▸ **Request a**
In the event-driven consistency text, why are requirements that affect both a student and a course usually handled with a Saga in the traditional approach?

▸ **Excerpted passage**
—————

A simpler and more flexible approach to consistency in event-driven systems

What is it?

Dynamic Consistency Boundary (DCB) is a technique for enforcing consistency in event-driven systems without relying on rigid transactional boundaries.

Traditional systems use strict constraints to maintain immediate consistency, while event-driven architectures embrace eventual consistency for scalability and resilience. However, this flexibility raises challenges in defining where and how consistency should be enforced.

Introduced by Sara Pellegrini in her blog post "Killing the Aggregate", DCB provides a pragmatic approach to balancing strong consistency with flexibility. DCB allows for the selective enforcement of strong consistency where needed, particularly for operations that span multiple entities. This ensures critical business processes and cross-entity invariants remain reliable while avoiding the constraints of traditional transactional models. DCB helps teams optimize performance, scalability, and operational correctness by defining context-sensitive consistency boundaries.

How it works

To illustrate how DCB works, it makes sense first to explain the traditional Event Sourcing approach and its main issue:

In her blog post, Sara describes an example application that allows students to subscribe to courses. In this example, we assume the constraints applied to the student and the course to ensure their integrity are invariants. In other words, those constraints must always be satisfied before transitioning to a new state. For this reason, the student and the course are typically implemented as Aggregates.

But then, constraints that affect both entities are introduced, namely:

  • a course cannot accept more than n students
  • a student cannot subscribe to more than 10 courses

Traditional approach

In many contexts, it is impossible to update two Aggregates with a single transaction; for this reason, such requirements are usually solved with a Saga that coordinates the process:

  1. Mark the student to be subscribed by publishing an Event to the Event Stream of the student
  2. Potentially in parallel, mark the course by publishing an Event to the Event Stream of the affected course
  3. If one of the two previous operations fails due to constraint violations (e.g. because another student was subscribed to the same course in the meantime), append some compensating Event

Traditional

This approach poses some issues in terms of added complexity and unwanted side effects (e.g. the state of the system being incorrect for a short period of time).

But even for the happy path, the implementation leads to two Events being published that represent the same fact.

DCB approach

DCB solves this issue by allowing Events to be tagged when they are published. This allows one Event to affect multiple entities/concepts in the same bounded context.

—————

▸ **Record list**
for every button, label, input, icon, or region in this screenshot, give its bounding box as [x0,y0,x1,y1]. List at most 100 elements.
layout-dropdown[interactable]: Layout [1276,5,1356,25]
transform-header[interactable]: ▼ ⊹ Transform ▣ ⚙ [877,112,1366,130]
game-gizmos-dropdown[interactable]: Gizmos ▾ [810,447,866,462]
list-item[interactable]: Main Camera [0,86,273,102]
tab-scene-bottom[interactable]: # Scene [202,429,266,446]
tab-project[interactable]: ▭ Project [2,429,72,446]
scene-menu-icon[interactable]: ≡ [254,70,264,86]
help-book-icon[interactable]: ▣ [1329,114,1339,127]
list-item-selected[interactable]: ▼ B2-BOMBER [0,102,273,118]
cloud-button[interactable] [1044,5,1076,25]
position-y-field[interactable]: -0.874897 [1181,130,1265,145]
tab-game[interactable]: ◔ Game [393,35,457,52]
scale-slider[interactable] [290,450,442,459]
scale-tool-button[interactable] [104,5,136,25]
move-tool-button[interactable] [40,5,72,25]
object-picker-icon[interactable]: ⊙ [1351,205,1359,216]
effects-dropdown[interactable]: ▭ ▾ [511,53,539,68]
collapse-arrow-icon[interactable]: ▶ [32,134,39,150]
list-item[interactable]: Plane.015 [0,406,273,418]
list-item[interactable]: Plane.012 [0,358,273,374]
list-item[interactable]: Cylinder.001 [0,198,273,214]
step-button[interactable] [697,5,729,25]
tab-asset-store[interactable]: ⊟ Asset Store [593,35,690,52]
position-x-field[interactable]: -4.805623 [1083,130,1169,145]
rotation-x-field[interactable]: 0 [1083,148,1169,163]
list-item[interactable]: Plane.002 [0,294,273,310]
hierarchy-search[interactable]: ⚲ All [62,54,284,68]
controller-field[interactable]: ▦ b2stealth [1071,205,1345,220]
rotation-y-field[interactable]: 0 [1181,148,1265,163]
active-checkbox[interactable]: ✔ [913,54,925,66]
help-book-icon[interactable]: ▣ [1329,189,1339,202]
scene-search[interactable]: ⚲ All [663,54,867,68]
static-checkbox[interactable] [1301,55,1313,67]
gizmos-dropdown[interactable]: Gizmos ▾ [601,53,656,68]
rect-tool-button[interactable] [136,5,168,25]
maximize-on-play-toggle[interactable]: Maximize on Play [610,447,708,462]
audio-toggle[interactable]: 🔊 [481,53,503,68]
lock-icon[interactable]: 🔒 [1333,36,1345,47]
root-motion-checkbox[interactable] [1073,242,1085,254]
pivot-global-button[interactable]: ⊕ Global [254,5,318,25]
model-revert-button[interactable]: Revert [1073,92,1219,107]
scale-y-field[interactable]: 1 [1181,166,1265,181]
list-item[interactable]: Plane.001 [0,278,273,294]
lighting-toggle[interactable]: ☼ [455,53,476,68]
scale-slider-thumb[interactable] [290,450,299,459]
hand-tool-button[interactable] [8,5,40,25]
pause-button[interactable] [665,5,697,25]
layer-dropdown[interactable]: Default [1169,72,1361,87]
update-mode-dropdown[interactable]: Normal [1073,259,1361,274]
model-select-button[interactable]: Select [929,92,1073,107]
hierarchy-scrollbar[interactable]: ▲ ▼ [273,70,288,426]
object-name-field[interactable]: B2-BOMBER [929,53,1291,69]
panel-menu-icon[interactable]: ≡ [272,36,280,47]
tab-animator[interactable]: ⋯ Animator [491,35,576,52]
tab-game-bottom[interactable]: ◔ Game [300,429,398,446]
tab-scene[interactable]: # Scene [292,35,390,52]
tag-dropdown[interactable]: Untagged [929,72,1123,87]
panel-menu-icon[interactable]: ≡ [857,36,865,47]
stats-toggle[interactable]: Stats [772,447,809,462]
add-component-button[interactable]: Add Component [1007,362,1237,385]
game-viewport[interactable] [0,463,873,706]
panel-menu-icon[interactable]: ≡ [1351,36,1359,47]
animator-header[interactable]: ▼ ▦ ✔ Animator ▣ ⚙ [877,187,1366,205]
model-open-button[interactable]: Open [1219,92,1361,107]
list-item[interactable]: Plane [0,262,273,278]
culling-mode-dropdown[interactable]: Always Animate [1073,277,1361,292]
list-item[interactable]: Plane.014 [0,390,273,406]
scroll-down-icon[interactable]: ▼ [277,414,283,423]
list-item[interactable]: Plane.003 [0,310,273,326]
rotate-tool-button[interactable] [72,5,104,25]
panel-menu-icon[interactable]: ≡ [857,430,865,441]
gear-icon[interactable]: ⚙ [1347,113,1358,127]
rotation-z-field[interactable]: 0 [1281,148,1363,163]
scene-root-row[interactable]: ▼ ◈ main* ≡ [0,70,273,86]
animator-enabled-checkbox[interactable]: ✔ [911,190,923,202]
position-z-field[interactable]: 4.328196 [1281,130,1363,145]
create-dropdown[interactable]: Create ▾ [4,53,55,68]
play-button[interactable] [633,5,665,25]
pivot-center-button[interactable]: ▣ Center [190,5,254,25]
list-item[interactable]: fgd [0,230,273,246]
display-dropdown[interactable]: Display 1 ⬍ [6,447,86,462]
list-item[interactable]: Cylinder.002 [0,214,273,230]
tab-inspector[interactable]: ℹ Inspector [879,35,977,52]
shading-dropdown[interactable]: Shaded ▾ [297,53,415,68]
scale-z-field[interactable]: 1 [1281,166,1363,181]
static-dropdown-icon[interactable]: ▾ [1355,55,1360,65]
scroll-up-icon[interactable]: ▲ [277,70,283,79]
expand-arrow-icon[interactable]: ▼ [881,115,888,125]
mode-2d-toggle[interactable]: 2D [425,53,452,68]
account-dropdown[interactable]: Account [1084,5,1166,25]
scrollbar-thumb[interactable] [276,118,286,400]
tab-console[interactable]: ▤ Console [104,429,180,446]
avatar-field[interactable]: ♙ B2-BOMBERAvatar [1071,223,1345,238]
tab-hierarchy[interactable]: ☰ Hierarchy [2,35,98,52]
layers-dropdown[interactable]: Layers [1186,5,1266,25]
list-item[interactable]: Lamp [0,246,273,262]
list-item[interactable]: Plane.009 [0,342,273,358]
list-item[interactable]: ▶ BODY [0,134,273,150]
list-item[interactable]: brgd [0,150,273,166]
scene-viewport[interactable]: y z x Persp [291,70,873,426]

—————

▸ **Request b**
In the records, replace "Main Camera" with "Primary Camera" in the part that runs from the start of the records through the line containing "cloud-button[interactable] [1044,5,1076,25]". Give only those lines.

▸ **Worked answer a**
In many contexts, two Aggregates cannot be updated within a single transaction. A Saga is therefore used to coordinate the process across the student and the course.

▸ **Worked answer b**
for every button, label, input, icon, or region in this screenshot, give its bounding box as [x0,y0,x1,y1]. List at most 100 elements.
layout-dropdown[interactable]: Layout [1276,5,1356,25]
transform-header[interactable]: ▼ ⊹ Transform ▣ ⚙ [877,112,1366,130]
game-gizmos-dropdown[interactable]: Gizmos ▾ [810,447,866,462]
list-item[interactable]: Primary Camera [0,86,273,102]
tab-scene-bottom[interactable]: # Scene [202,429,266,446]
tab-project[interactable]: ▭ Project [2,429,72,446]
scene-menu-icon[interactable]: ≡ [254,70,264,86]
help-book-icon[interactable]: ▣ [1329,114,1339,127]
list-item-selected[interactable]: ▼ B2-BOMBER [0,102,273,118]
cloud-button[interactable] [1044,5,1076,25]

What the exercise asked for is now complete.